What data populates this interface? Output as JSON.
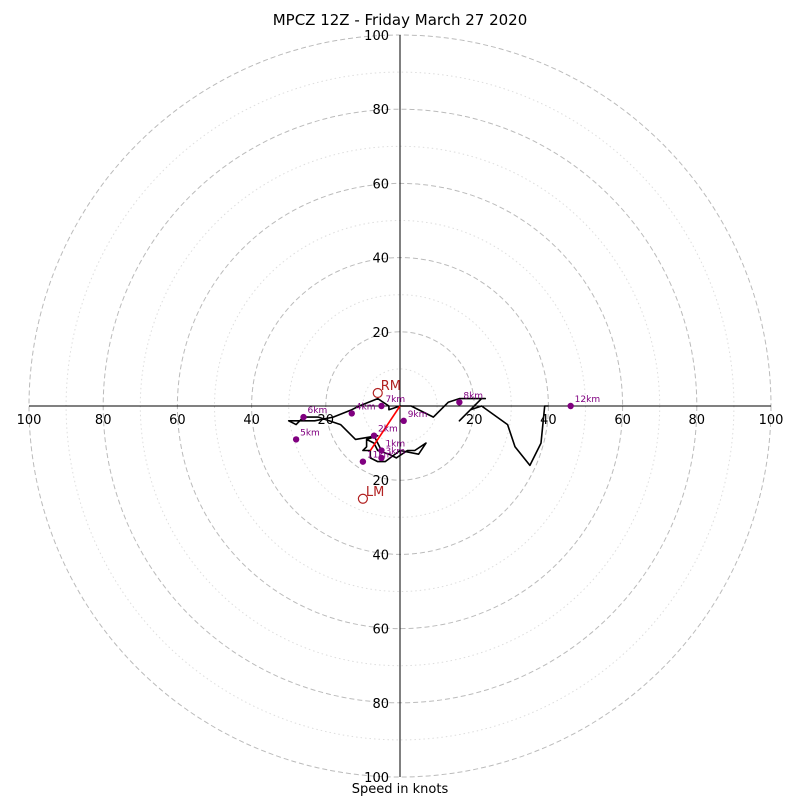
{
  "chart_data": {
    "type": "hodograph",
    "title": "MPCZ 12Z - Friday March 27 2020",
    "xlabel": "Speed in knots",
    "range": [
      -100,
      100
    ],
    "rings": [
      20,
      40,
      60,
      80,
      100
    ],
    "minor_rings": [
      10,
      30,
      50,
      70,
      90
    ],
    "axis_ticks": [
      {
        "v": -100,
        "label": "100"
      },
      {
        "v": -80,
        "label": "80"
      },
      {
        "v": -60,
        "label": "60"
      },
      {
        "v": -40,
        "label": "40"
      },
      {
        "v": -20,
        "label": "20"
      },
      {
        "v": 20,
        "label": "20"
      },
      {
        "v": 40,
        "label": "40"
      },
      {
        "v": 60,
        "label": "60"
      },
      {
        "v": 80,
        "label": "80"
      },
      {
        "v": 100,
        "label": "100"
      }
    ],
    "trace": [
      [
        -5,
        -12
      ],
      [
        -7,
        -8
      ],
      [
        -9,
        -9
      ],
      [
        -7,
        -10
      ],
      [
        -6,
        -12
      ],
      [
        -3,
        -13
      ],
      [
        -1,
        -14
      ],
      [
        2,
        -12
      ],
      [
        4,
        -12
      ],
      [
        7,
        -10
      ],
      [
        5,
        -13
      ],
      [
        0,
        -12
      ],
      [
        -4,
        -15
      ],
      [
        -6,
        -15
      ],
      [
        -8,
        -14
      ],
      [
        -8,
        -12
      ],
      [
        -10,
        -12
      ],
      [
        -9,
        -11
      ],
      [
        -9,
        -9
      ],
      [
        -6,
        -8
      ],
      [
        -12,
        -9
      ],
      [
        -16,
        -5
      ],
      [
        -22,
        -3
      ],
      [
        -26,
        -3
      ],
      [
        -28,
        -5
      ],
      [
        -30,
        -4
      ],
      [
        -27,
        -4
      ],
      [
        -23,
        -4
      ],
      [
        -18,
        -3
      ],
      [
        -13,
        -1
      ],
      [
        -11,
        0
      ],
      [
        -6,
        2
      ],
      [
        -3,
        0
      ],
      [
        -3,
        -1
      ],
      [
        0,
        0
      ],
      [
        3,
        0
      ],
      [
        9,
        -3
      ],
      [
        13,
        1
      ],
      [
        16,
        2
      ],
      [
        21,
        2
      ],
      [
        23,
        2
      ],
      [
        22,
        2
      ],
      [
        16,
        -4
      ],
      [
        17,
        -3
      ],
      [
        19,
        -1
      ],
      [
        22,
        0
      ],
      [
        29,
        -5
      ],
      [
        31,
        -11
      ],
      [
        35,
        -16
      ],
      [
        38,
        -10
      ],
      [
        39,
        0
      ],
      [
        40,
        0
      ]
    ],
    "heights": [
      {
        "label": "1km",
        "u": -5,
        "v": -12
      },
      {
        "label": "2km",
        "u": -7,
        "v": -8
      },
      {
        "label": "3km",
        "u": -5,
        "v": -14
      },
      {
        "label": "4km",
        "u": -13,
        "v": -2
      },
      {
        "label": "5km",
        "u": -28,
        "v": -9
      },
      {
        "label": "6km",
        "u": -26,
        "v": -3
      },
      {
        "label": "7km",
        "u": -5,
        "v": 0
      },
      {
        "label": "8km",
        "u": 16,
        "v": 1
      },
      {
        "label": "9km",
        "u": 1,
        "v": -4
      },
      {
        "label": "11km",
        "u": -10,
        "v": -15
      },
      {
        "label": "12km",
        "u": 46,
        "v": 0
      }
    ],
    "storm_motion_vector": {
      "from": [
        0,
        0
      ],
      "to": [
        -8,
        -12
      ]
    },
    "storm_motion": [
      {
        "label": "RM",
        "u": -6,
        "v": 3.5
      },
      {
        "label": "LM",
        "u": -10,
        "v": -25
      }
    ],
    "colors": {
      "trace": "#000000",
      "heights": "#800080",
      "storm": "#b22222",
      "grid": "#bbbbbb",
      "minor_grid": "#dddddd"
    }
  }
}
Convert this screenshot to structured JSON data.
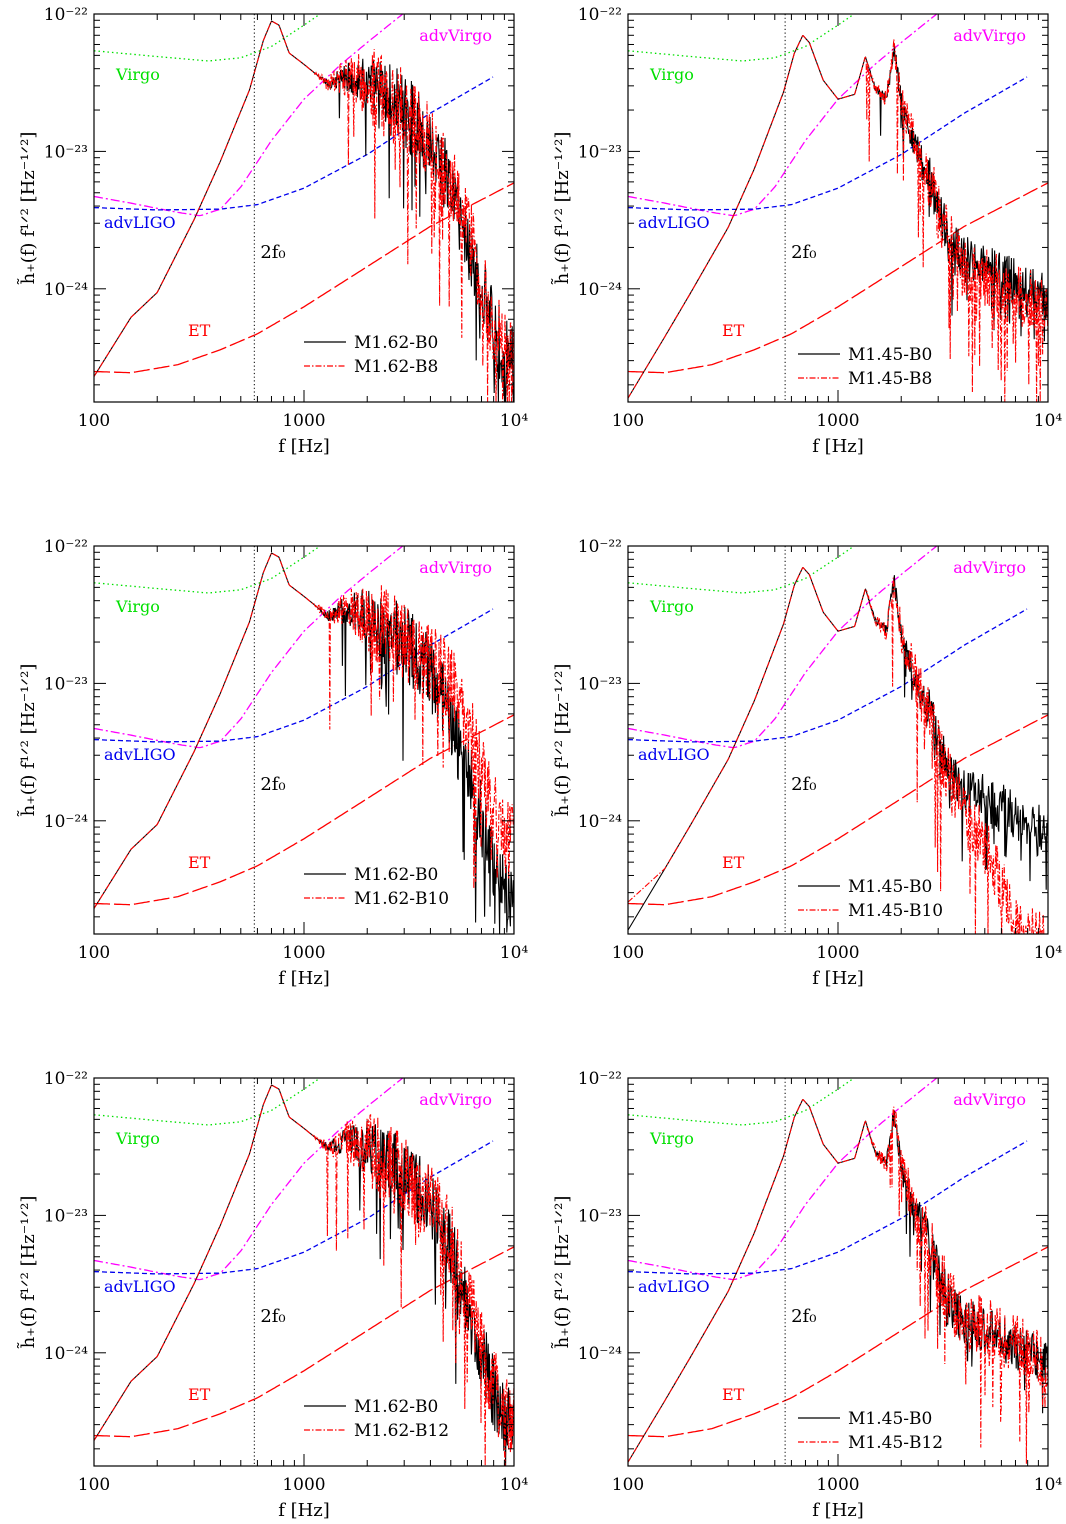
{
  "colors": {
    "virgo": "#00e000",
    "advVirgo": "#ff00ff",
    "advLIGO": "#0000ee",
    "ET": "#ff0000",
    "B0": "#000000",
    "Bx": "#ff0000"
  },
  "common": {
    "xlabel": "f [Hz]",
    "ylabel": "h̃₊(f) f¹ᐟ² [Hz⁻¹ᐟ²]",
    "xtick_labels": [
      "100",
      "1000",
      "10⁴"
    ],
    "ytick_labels": [
      "10⁻²²",
      "10⁻²³",
      "10⁻²⁴"
    ],
    "f0_label": "2f₀",
    "detectors": {
      "virgo": "Virgo",
      "advVirgo": "advVirgo",
      "advLIGO": "advLIGO",
      "ET": "ET"
    }
  },
  "chart_data": [
    {
      "type": "line",
      "panel": "top-left",
      "xscale": "log",
      "yscale": "log",
      "xlim": [
        100,
        10000
      ],
      "ylim": [
        1.5e-25,
        1e-22
      ],
      "f0_line": 580,
      "legend": [
        "M1.62-B0",
        "M1.62-B8"
      ],
      "model": "M1.62",
      "variant": "B8"
    },
    {
      "type": "line",
      "panel": "top-right",
      "xscale": "log",
      "yscale": "log",
      "xlim": [
        100,
        10000
      ],
      "ylim": [
        1.5e-25,
        1e-22
      ],
      "f0_line": 560,
      "legend": [
        "M1.45-B0",
        "M1.45-B8"
      ],
      "model": "M1.45",
      "variant": "B8"
    },
    {
      "type": "line",
      "panel": "middle-left",
      "xscale": "log",
      "yscale": "log",
      "xlim": [
        100,
        10000
      ],
      "ylim": [
        1.5e-25,
        1e-22
      ],
      "f0_line": 580,
      "legend": [
        "M1.62-B0",
        "M1.62-B10"
      ],
      "model": "M1.62",
      "variant": "B10"
    },
    {
      "type": "line",
      "panel": "middle-right",
      "xscale": "log",
      "yscale": "log",
      "xlim": [
        100,
        10000
      ],
      "ylim": [
        1.5e-25,
        1e-22
      ],
      "f0_line": 560,
      "legend": [
        "M1.45-B0",
        "M1.45-B10"
      ],
      "model": "M1.45",
      "variant": "B10"
    },
    {
      "type": "line",
      "panel": "bottom-left",
      "xscale": "log",
      "yscale": "log",
      "xlim": [
        100,
        10000
      ],
      "ylim": [
        1.5e-25,
        1e-22
      ],
      "f0_line": 580,
      "legend": [
        "M1.62-B0",
        "M1.62-B12"
      ],
      "model": "M1.62",
      "variant": "B12"
    },
    {
      "type": "line",
      "panel": "bottom-right",
      "xscale": "log",
      "yscale": "log",
      "xlim": [
        100,
        10000
      ],
      "ylim": [
        1.5e-25,
        1e-22
      ],
      "f0_line": 560,
      "legend": [
        "M1.45-B0",
        "M1.45-B12"
      ],
      "model": "M1.45",
      "variant": "B12"
    }
  ]
}
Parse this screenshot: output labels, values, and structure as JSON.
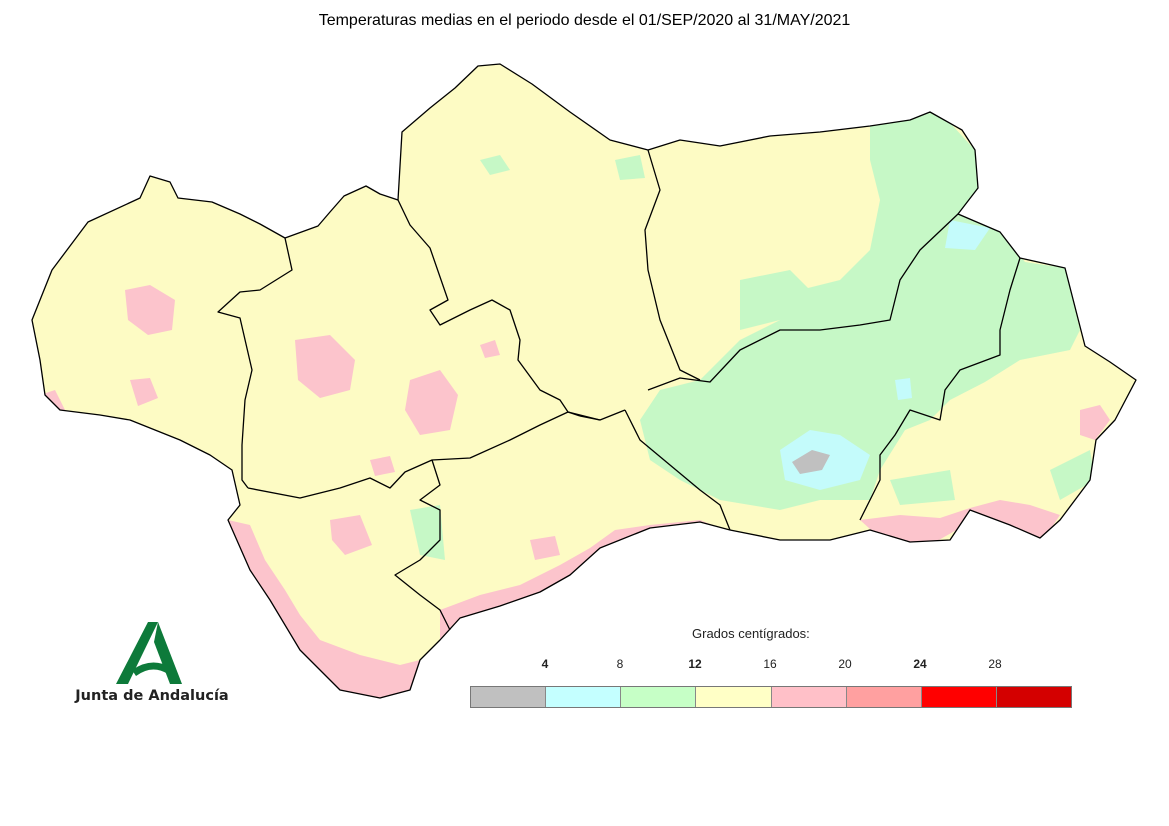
{
  "title": "Temperaturas medias en el periodo desde el 01/SEP/2020 al 31/MAY/2021",
  "logo": {
    "text": "Junta de Andalucía",
    "color": "#0d7a3a"
  },
  "legend": {
    "caption": "Grados centígrados:",
    "ticks": [
      {
        "label": "4",
        "bold": true
      },
      {
        "label": "8",
        "bold": false
      },
      {
        "label": "12",
        "bold": true
      },
      {
        "label": "16",
        "bold": false
      },
      {
        "label": "20",
        "bold": false
      },
      {
        "label": "24",
        "bold": true
      },
      {
        "label": "28",
        "bold": false
      }
    ],
    "colors": [
      "#c0c0c0",
      "#c4ffff",
      "#c6ffc6",
      "#ffffc6",
      "#ffc0c8",
      "#ffa0a0",
      "#ff0000",
      "#d40000"
    ]
  },
  "map_colors": {
    "temp_12_16": "#fdfbc4",
    "temp_8_12": "#c6f8c6",
    "temp_4_8": "#c4fbfb",
    "temp_below_4": "#c0c0c0",
    "temp_16_20": "#fcc4cc",
    "border": "#000000"
  }
}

+++++

> [Exercise task]
Take each line containing the string "screenshot" and copy it out.

> [Exercise solution]
Convert this screenshot to structured JSON data.
Parse this screenshot: output labels, values, and structure as JSON.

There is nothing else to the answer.